═════ Supplied data

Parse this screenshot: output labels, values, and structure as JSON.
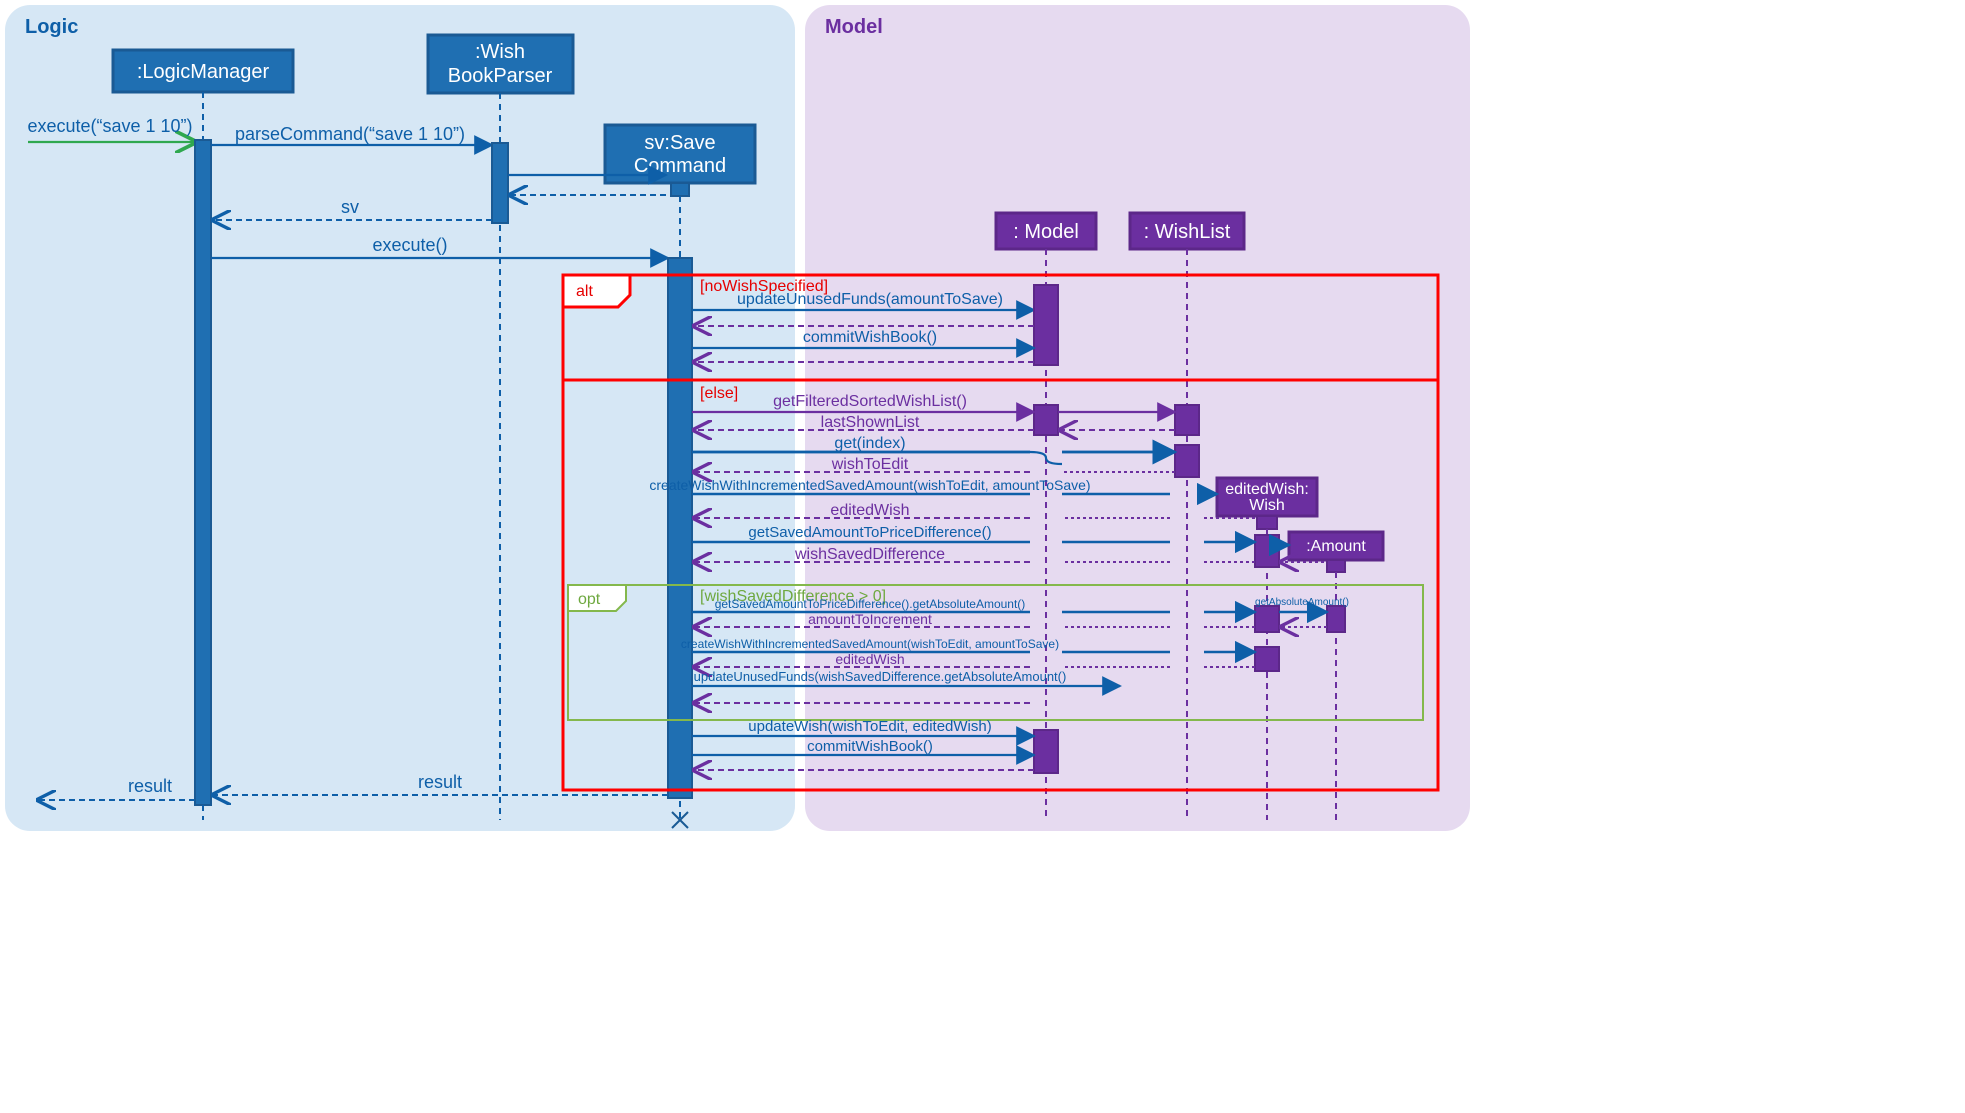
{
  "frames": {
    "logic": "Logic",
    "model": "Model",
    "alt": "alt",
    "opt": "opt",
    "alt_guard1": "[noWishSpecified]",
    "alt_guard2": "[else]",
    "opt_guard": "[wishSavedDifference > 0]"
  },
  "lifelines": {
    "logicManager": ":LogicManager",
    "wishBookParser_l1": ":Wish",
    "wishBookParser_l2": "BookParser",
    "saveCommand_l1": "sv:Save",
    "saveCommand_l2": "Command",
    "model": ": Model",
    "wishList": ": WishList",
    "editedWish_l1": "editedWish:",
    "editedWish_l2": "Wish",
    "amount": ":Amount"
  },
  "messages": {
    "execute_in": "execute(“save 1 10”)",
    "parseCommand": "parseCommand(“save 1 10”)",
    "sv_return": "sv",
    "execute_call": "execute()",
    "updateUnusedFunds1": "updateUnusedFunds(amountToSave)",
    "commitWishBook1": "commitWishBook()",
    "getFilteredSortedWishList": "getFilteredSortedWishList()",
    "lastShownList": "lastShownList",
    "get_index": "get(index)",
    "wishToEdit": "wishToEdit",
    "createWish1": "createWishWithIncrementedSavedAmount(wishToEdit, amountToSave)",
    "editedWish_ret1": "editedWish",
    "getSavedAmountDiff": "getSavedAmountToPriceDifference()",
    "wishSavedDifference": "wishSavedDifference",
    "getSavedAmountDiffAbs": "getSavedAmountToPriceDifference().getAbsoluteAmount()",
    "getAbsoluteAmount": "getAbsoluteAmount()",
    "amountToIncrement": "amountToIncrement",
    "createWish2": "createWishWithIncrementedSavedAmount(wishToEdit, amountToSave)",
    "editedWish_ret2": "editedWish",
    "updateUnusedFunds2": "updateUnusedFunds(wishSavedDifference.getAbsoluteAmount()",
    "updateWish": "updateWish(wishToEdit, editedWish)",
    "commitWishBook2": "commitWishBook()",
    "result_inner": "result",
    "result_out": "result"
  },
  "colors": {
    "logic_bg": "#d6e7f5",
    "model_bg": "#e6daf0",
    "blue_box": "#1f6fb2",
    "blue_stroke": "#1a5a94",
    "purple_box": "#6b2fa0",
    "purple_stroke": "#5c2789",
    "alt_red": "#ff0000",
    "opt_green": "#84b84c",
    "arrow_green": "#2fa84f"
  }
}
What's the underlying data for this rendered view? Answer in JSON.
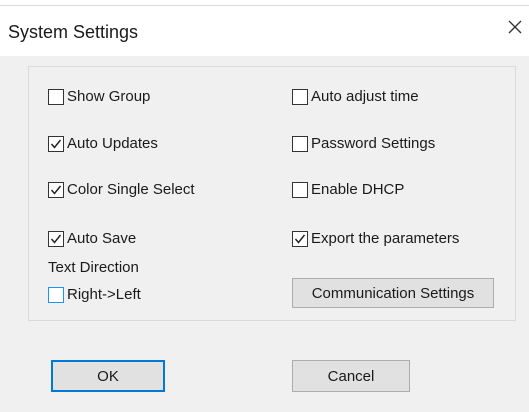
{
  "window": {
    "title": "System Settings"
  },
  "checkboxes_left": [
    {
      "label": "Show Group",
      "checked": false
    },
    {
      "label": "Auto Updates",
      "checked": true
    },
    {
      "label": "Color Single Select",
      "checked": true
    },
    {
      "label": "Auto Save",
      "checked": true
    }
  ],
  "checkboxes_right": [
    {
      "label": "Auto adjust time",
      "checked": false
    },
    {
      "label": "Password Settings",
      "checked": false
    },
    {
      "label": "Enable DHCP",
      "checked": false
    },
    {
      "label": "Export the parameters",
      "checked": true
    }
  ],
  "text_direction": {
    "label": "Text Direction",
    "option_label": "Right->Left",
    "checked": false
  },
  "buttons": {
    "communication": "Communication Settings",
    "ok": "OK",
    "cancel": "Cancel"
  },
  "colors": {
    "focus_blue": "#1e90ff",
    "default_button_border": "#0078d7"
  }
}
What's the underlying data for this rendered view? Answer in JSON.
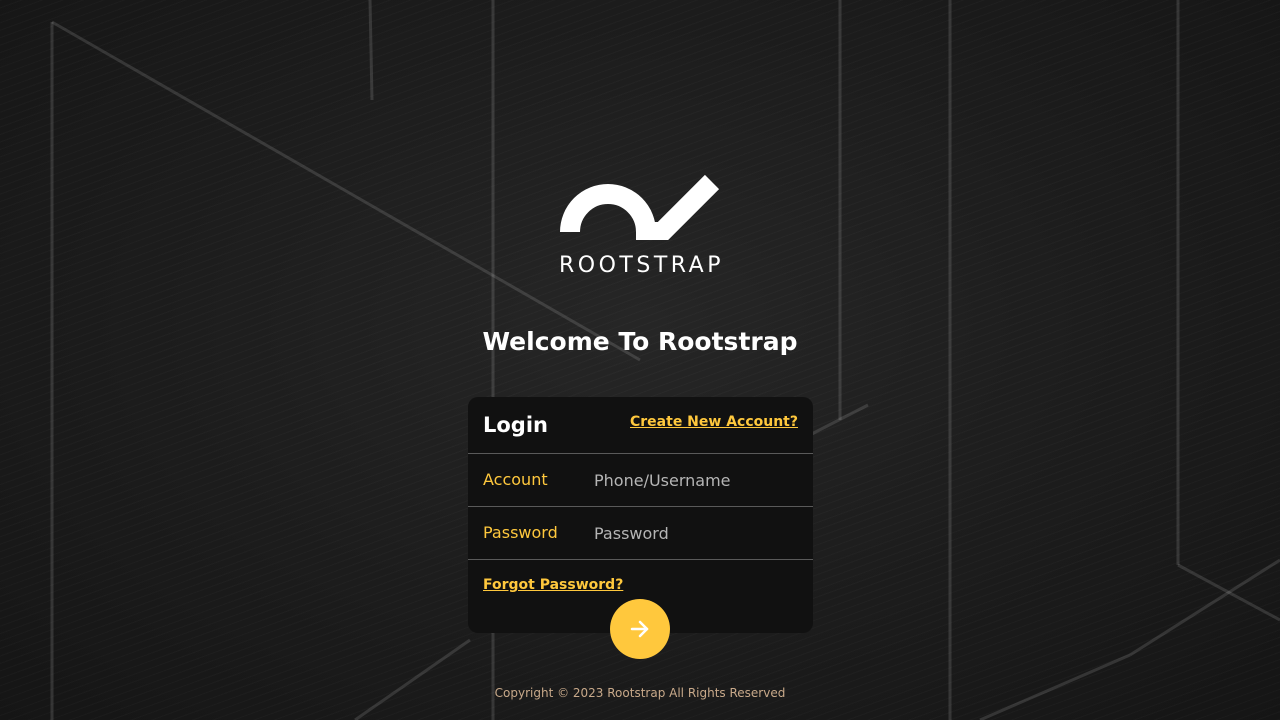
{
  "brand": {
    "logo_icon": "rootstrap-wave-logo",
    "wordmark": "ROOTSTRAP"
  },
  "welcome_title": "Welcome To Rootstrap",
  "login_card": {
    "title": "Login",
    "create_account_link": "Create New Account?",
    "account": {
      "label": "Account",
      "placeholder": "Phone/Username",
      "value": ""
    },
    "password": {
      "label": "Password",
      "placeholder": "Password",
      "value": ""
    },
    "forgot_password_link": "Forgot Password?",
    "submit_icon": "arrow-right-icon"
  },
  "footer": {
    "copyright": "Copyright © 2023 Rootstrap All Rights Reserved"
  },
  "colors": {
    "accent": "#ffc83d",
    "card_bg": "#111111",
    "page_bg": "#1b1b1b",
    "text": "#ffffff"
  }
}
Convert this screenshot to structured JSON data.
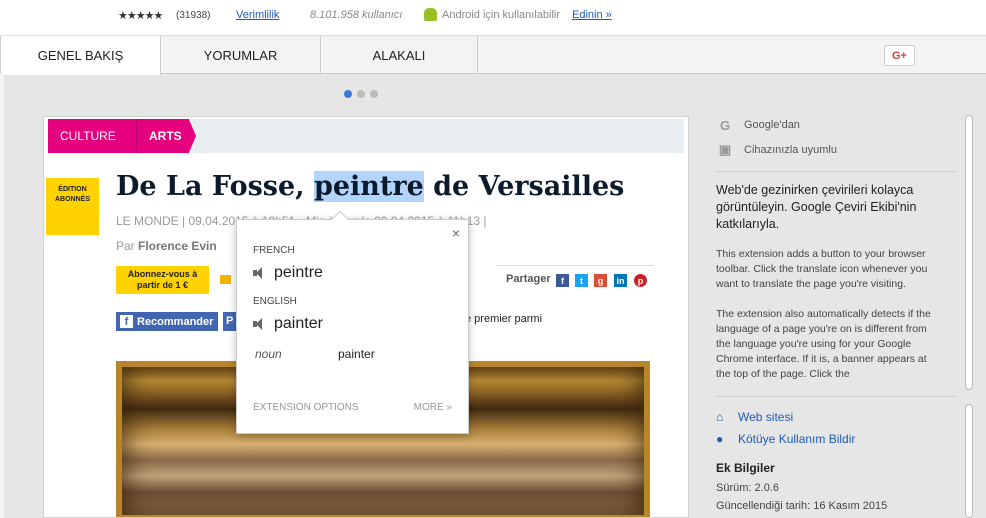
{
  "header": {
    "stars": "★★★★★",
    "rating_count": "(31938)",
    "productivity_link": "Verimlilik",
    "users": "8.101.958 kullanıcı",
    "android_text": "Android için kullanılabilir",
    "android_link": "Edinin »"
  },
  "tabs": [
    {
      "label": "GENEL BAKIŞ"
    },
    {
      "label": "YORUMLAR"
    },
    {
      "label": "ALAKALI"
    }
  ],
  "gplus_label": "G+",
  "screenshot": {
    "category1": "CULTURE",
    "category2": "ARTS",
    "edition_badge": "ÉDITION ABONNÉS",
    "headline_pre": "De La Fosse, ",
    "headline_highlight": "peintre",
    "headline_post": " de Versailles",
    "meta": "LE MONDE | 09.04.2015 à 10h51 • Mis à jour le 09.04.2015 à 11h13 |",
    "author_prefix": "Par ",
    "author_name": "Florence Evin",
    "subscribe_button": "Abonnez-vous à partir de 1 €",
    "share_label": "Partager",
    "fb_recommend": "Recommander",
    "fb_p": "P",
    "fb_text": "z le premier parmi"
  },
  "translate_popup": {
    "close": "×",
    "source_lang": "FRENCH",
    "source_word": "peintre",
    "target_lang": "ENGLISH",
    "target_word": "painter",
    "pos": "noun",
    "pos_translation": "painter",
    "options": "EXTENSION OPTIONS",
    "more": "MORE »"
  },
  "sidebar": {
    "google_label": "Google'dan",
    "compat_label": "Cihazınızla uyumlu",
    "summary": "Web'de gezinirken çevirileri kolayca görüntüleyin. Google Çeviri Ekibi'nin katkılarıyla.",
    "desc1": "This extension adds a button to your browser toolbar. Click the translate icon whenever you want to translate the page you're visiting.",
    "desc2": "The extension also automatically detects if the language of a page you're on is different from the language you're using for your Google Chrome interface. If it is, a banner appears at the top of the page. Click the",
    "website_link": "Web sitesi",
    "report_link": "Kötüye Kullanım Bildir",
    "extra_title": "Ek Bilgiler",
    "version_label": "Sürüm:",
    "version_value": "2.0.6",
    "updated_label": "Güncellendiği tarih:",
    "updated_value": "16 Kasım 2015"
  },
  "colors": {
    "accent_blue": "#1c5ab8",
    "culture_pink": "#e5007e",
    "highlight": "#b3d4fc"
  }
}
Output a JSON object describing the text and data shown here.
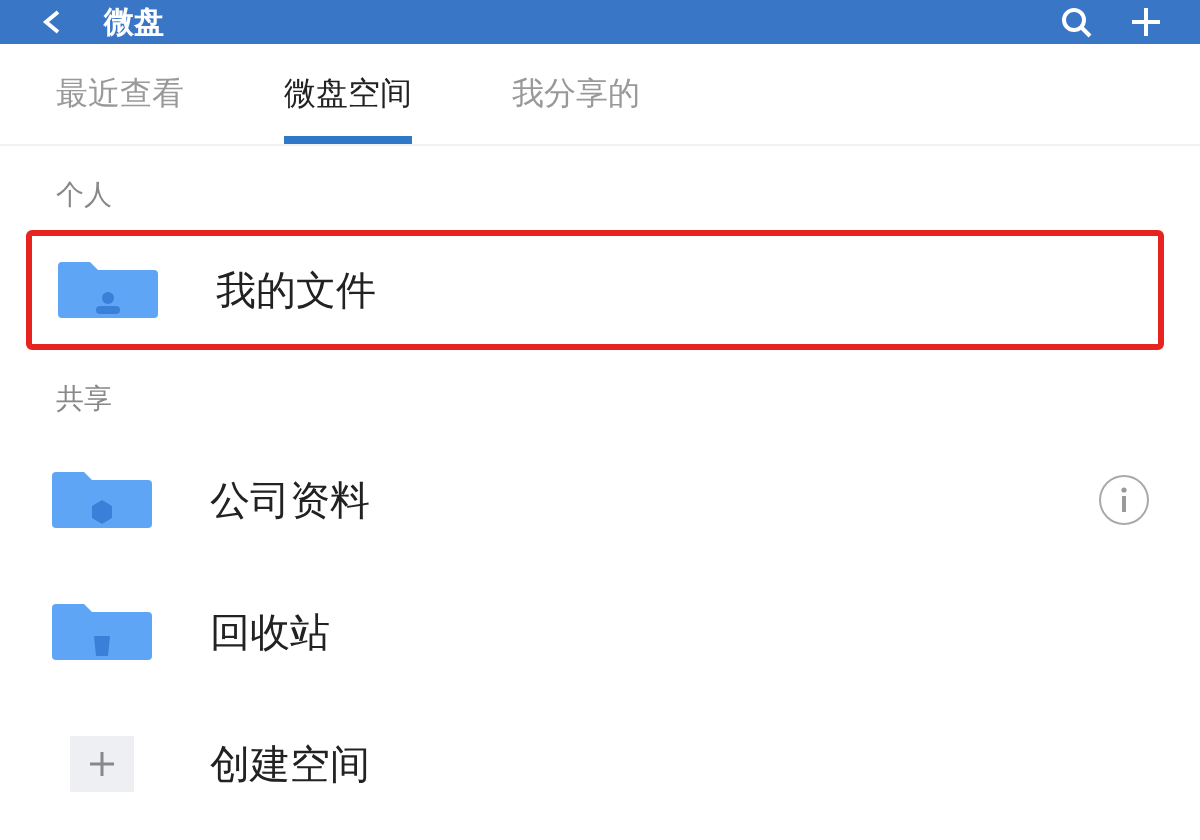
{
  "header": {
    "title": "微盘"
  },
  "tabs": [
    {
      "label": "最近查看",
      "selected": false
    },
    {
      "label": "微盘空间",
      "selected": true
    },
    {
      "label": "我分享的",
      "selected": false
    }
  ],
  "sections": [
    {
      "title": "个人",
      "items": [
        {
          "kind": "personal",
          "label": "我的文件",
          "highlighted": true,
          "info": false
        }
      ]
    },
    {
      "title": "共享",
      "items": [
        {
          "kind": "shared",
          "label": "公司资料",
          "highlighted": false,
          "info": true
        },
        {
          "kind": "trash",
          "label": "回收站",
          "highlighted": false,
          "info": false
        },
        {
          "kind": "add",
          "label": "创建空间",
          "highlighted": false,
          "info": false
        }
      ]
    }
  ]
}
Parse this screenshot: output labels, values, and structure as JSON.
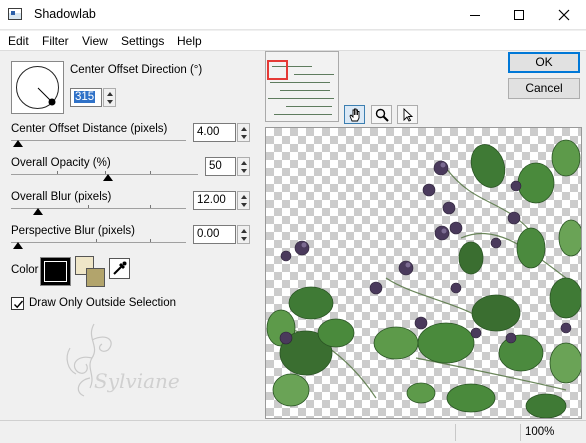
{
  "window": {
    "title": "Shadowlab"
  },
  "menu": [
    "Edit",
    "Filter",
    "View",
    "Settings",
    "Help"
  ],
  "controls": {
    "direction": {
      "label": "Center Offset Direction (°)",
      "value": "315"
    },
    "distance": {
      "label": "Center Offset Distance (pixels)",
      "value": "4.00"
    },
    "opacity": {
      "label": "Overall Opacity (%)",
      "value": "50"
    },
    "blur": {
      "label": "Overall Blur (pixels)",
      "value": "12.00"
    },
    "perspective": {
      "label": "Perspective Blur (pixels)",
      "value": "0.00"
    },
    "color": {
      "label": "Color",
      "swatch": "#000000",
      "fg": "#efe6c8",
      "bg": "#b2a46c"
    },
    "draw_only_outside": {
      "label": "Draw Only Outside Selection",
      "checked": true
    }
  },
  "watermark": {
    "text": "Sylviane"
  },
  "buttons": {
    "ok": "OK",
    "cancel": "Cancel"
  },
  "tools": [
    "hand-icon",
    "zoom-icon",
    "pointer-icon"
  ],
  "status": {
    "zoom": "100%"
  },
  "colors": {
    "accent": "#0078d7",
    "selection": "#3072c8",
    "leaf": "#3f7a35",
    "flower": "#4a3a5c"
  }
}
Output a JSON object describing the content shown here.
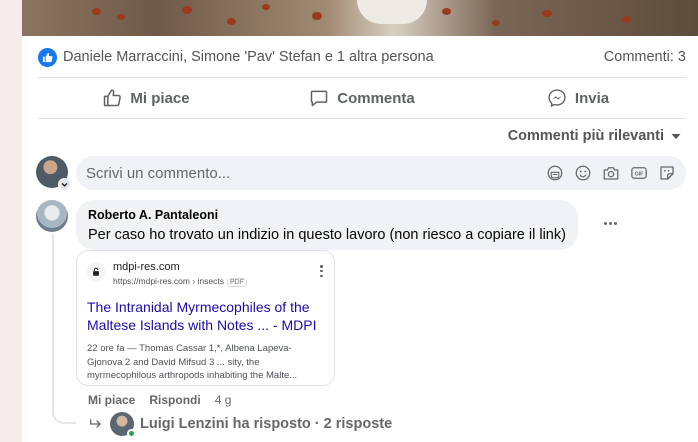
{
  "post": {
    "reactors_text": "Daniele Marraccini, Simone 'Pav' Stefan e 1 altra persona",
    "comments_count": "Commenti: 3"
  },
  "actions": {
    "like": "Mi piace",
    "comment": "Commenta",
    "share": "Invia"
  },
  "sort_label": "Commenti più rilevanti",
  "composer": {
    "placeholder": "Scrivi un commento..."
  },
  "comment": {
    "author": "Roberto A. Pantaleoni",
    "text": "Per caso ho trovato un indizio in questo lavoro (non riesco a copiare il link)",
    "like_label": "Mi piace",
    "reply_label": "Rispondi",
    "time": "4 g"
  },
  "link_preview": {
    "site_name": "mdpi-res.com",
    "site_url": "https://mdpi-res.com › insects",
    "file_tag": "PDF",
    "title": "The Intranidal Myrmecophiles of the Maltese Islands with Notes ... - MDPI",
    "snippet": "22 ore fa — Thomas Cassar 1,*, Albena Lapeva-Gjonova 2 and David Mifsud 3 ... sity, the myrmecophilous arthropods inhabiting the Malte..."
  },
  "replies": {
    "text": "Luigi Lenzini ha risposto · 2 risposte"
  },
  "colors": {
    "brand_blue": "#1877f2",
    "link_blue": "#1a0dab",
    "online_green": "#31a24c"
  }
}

══════════

The request: Write out each line of the data that holds the string "peintre".

Exercise response:
    "headline_highlight": "peintre",
    "source_word": "peintre",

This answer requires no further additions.